## Exercise material:

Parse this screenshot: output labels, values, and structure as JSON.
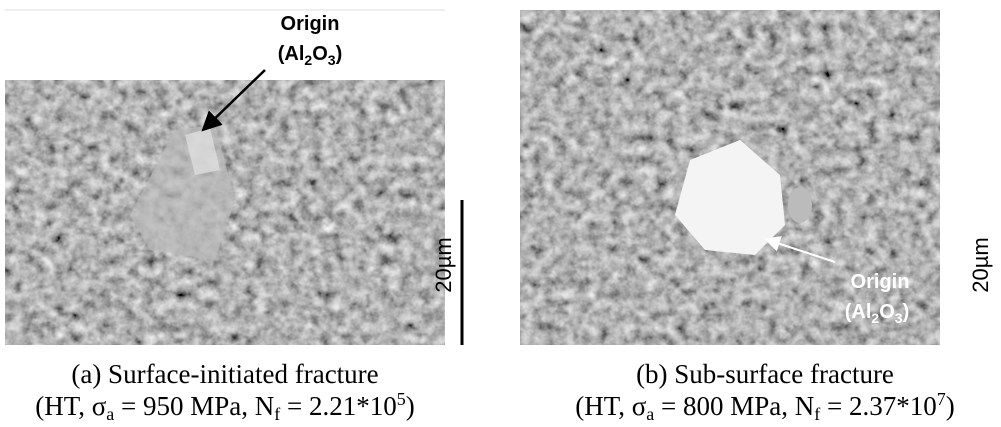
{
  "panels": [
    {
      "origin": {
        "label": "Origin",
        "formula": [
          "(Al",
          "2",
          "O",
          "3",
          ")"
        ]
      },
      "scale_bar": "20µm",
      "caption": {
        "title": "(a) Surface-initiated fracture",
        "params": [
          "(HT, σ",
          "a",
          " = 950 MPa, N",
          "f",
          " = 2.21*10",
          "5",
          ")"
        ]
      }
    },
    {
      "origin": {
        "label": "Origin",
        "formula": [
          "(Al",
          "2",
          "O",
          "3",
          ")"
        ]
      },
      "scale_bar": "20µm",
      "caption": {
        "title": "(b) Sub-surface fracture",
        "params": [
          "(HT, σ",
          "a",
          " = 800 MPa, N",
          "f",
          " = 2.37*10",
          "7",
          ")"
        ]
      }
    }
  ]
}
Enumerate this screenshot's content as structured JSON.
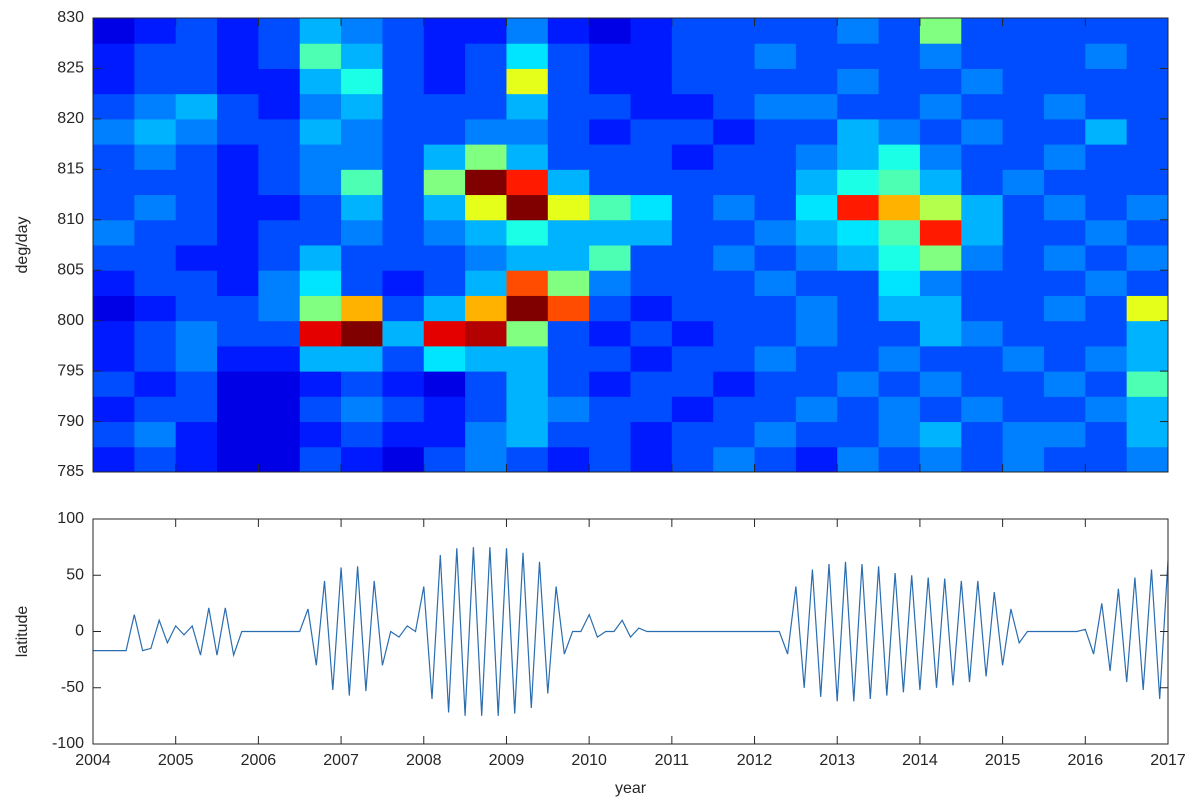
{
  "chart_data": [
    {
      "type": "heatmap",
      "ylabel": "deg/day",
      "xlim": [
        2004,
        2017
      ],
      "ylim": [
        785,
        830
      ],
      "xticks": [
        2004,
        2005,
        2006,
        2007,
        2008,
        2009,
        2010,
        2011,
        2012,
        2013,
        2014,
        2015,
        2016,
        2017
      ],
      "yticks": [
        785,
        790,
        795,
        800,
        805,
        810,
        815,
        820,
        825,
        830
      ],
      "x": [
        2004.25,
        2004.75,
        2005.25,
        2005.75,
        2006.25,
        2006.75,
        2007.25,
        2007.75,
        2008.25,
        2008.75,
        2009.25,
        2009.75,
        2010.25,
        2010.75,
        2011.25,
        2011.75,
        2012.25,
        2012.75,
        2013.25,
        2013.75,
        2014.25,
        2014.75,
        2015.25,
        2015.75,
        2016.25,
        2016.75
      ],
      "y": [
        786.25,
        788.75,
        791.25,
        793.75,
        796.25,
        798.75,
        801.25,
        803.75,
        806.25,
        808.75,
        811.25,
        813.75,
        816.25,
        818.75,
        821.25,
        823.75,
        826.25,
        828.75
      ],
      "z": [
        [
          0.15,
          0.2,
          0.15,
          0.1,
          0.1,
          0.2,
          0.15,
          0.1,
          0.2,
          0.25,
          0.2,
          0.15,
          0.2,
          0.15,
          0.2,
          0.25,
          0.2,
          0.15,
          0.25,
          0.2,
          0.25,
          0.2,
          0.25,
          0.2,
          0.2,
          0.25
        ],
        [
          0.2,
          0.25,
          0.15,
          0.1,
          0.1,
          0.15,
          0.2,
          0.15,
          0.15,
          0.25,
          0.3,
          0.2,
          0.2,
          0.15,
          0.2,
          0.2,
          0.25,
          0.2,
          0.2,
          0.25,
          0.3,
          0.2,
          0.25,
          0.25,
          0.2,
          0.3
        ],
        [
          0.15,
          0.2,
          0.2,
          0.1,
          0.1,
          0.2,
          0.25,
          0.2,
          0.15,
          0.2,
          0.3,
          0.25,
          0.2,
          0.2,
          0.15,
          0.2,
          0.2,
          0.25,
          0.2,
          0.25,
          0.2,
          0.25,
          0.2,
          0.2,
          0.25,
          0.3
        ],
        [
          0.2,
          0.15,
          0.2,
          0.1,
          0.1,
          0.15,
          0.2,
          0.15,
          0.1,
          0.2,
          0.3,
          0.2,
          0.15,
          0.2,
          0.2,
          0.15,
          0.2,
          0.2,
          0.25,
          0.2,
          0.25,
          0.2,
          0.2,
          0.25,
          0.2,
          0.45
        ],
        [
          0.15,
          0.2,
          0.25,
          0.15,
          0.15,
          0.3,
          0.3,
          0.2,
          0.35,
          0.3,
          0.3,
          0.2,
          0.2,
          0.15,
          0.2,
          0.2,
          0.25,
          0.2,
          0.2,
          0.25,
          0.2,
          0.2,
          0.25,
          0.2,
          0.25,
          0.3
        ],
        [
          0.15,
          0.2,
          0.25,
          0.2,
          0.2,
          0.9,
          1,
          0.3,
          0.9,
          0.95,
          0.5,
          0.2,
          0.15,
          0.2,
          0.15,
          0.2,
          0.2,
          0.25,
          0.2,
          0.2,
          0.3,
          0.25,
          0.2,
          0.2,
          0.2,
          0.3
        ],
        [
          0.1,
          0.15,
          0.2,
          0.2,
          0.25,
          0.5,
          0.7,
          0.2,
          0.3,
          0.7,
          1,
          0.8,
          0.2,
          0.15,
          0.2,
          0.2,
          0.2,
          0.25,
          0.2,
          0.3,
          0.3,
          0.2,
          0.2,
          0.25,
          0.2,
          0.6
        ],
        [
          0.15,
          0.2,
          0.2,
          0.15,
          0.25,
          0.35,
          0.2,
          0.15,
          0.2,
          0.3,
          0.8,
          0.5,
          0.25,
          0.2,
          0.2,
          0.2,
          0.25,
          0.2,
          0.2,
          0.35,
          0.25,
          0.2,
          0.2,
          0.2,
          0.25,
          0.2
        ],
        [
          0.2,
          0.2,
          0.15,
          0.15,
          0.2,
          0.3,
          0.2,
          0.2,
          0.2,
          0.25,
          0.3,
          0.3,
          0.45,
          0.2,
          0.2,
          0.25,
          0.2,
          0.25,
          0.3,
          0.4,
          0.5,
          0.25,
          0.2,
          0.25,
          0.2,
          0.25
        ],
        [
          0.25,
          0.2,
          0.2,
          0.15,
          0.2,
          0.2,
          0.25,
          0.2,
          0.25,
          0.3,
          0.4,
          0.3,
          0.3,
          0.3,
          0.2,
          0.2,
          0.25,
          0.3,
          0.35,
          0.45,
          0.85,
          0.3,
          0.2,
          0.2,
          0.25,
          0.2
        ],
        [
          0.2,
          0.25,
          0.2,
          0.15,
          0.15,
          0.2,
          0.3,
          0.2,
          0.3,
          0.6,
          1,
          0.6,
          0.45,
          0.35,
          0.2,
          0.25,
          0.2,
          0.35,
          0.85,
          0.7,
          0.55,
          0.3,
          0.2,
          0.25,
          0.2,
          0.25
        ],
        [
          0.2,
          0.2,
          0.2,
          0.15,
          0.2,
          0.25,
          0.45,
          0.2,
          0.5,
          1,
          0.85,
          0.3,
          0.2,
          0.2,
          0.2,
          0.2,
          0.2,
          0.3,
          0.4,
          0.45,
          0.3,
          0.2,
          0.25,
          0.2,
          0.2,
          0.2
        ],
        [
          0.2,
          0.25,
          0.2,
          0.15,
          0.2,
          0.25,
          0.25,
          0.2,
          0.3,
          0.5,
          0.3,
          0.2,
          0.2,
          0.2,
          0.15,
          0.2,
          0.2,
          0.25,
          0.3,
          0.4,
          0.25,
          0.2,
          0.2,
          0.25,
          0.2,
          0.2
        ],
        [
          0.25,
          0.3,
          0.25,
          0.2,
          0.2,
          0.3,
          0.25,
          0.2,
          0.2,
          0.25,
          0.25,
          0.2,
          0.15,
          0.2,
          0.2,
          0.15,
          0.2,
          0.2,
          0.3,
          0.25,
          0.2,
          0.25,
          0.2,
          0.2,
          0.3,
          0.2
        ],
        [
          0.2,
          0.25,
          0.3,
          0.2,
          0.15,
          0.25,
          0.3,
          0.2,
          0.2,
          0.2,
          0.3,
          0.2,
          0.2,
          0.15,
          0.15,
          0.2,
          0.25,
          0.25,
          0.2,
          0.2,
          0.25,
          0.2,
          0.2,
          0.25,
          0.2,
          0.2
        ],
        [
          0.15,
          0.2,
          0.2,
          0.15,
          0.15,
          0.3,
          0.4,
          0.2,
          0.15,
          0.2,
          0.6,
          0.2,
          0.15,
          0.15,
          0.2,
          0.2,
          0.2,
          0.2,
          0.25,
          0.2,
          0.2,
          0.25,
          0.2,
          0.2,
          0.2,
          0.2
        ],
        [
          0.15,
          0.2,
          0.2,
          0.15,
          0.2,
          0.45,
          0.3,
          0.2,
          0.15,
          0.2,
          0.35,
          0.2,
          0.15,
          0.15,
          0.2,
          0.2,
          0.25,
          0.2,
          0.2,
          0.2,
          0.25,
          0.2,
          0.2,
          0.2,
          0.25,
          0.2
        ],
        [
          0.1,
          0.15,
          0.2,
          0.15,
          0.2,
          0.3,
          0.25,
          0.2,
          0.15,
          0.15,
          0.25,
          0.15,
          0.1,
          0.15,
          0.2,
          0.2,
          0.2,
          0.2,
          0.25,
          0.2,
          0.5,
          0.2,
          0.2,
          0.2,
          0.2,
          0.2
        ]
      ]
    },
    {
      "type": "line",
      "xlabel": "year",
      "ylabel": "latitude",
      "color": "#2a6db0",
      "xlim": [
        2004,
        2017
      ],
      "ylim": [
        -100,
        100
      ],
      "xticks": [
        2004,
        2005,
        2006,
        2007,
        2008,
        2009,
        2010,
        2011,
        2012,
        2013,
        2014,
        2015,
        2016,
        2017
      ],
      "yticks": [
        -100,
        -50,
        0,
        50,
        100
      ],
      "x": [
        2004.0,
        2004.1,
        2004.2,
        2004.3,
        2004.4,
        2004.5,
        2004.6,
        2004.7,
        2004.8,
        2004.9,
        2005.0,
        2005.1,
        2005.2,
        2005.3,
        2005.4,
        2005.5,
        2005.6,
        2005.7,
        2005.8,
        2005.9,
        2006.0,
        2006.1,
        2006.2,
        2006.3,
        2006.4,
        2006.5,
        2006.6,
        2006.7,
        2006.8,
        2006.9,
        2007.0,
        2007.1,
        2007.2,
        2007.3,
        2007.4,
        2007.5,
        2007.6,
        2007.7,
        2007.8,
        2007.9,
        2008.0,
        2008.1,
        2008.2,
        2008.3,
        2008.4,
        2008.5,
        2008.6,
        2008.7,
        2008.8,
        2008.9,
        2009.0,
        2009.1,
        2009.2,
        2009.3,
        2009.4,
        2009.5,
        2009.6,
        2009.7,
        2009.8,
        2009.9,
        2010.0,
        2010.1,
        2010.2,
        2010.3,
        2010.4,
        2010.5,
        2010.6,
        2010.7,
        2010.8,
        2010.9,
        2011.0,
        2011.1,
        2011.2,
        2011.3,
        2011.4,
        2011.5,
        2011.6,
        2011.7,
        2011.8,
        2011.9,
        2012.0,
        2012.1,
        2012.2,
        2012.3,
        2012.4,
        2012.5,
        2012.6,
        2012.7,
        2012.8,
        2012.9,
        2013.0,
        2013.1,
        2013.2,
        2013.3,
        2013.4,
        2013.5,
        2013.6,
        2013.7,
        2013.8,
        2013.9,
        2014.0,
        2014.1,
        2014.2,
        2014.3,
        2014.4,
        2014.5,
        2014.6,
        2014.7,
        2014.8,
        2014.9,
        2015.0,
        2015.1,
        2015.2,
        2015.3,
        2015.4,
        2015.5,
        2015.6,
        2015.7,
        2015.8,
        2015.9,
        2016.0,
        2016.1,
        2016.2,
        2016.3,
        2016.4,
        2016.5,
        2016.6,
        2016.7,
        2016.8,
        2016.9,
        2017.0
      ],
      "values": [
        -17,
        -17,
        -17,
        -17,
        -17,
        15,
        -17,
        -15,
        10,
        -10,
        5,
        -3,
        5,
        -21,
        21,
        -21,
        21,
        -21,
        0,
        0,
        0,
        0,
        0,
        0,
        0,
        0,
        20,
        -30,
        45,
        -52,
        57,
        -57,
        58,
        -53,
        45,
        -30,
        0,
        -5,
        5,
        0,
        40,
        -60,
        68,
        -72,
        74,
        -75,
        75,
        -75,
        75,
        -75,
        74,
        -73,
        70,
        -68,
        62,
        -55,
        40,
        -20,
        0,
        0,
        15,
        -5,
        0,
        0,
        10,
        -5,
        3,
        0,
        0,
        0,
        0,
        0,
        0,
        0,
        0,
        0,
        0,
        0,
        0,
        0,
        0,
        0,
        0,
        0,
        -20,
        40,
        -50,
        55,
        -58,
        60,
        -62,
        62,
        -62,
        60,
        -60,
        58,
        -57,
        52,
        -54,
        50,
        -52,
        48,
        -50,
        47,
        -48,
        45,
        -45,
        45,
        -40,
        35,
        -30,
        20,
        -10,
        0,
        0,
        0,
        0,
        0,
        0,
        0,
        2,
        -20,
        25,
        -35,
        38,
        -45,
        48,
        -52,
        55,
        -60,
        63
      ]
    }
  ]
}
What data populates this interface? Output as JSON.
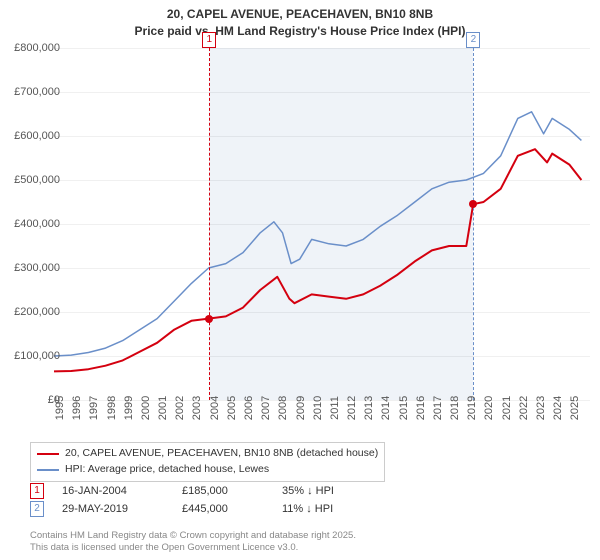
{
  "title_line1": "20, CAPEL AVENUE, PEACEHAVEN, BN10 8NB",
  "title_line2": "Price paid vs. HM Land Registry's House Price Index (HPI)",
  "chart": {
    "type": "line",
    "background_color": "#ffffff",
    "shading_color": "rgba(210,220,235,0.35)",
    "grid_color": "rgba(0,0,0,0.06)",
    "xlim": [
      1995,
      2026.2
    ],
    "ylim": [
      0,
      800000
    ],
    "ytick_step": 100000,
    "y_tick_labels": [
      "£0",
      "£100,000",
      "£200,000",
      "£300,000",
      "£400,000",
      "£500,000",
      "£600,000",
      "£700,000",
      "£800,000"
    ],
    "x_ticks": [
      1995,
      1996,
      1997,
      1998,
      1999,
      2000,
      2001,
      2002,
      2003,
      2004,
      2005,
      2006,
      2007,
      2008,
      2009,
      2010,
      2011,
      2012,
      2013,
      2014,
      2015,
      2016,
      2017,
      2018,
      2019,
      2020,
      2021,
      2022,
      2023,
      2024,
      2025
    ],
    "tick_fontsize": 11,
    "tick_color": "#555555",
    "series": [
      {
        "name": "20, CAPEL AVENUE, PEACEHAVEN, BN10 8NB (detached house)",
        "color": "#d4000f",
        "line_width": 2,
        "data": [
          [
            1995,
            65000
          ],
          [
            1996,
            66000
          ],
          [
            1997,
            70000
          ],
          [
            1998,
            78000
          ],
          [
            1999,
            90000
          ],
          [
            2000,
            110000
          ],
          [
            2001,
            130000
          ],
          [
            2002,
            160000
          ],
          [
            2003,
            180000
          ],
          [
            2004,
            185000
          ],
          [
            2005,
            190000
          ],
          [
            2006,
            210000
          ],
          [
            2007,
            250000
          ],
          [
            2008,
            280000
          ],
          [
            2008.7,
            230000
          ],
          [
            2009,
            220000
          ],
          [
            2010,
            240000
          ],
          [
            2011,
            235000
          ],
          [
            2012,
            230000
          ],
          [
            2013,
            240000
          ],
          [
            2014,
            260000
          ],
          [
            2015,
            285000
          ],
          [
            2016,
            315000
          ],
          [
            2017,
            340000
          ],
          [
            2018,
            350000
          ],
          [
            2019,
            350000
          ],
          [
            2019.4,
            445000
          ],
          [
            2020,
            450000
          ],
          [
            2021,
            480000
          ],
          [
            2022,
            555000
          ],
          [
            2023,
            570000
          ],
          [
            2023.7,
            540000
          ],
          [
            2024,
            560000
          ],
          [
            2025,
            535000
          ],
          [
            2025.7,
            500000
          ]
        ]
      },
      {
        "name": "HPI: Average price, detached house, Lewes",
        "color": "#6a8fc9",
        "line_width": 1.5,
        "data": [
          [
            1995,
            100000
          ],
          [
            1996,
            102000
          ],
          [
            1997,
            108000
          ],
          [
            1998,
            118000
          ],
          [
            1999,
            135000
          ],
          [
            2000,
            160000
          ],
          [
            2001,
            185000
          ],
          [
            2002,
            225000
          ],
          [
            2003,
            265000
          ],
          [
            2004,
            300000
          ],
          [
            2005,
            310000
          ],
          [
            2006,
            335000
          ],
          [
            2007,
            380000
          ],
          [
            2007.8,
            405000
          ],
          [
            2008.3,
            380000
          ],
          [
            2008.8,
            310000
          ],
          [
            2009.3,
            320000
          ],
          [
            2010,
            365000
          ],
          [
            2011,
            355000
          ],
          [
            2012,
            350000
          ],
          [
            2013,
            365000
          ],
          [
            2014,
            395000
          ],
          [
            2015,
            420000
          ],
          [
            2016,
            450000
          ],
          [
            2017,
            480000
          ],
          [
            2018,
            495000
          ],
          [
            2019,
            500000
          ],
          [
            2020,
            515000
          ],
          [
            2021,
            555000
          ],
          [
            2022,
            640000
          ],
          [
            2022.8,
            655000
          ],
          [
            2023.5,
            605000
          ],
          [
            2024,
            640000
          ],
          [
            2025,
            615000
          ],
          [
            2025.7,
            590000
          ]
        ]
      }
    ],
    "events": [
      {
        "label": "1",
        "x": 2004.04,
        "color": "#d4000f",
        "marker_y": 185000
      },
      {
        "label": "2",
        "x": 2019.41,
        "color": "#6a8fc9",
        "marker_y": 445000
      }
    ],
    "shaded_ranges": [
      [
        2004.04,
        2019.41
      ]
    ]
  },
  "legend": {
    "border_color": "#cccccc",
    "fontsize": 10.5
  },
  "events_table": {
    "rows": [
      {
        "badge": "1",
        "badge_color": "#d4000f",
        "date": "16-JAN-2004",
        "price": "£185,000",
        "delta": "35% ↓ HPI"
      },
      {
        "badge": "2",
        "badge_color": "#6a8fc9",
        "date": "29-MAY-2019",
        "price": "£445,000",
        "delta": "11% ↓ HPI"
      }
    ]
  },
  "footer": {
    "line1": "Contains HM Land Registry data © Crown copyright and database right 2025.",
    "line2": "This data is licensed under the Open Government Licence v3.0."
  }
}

## Work to be completed:
Copy each line of the data that contains the word "JSON".

## Solution:
Parse this screenshot: output labels, values, and structure as JSON.
Enumerate this screenshot's content as structured JSON.
What data populates this interface? Output as JSON.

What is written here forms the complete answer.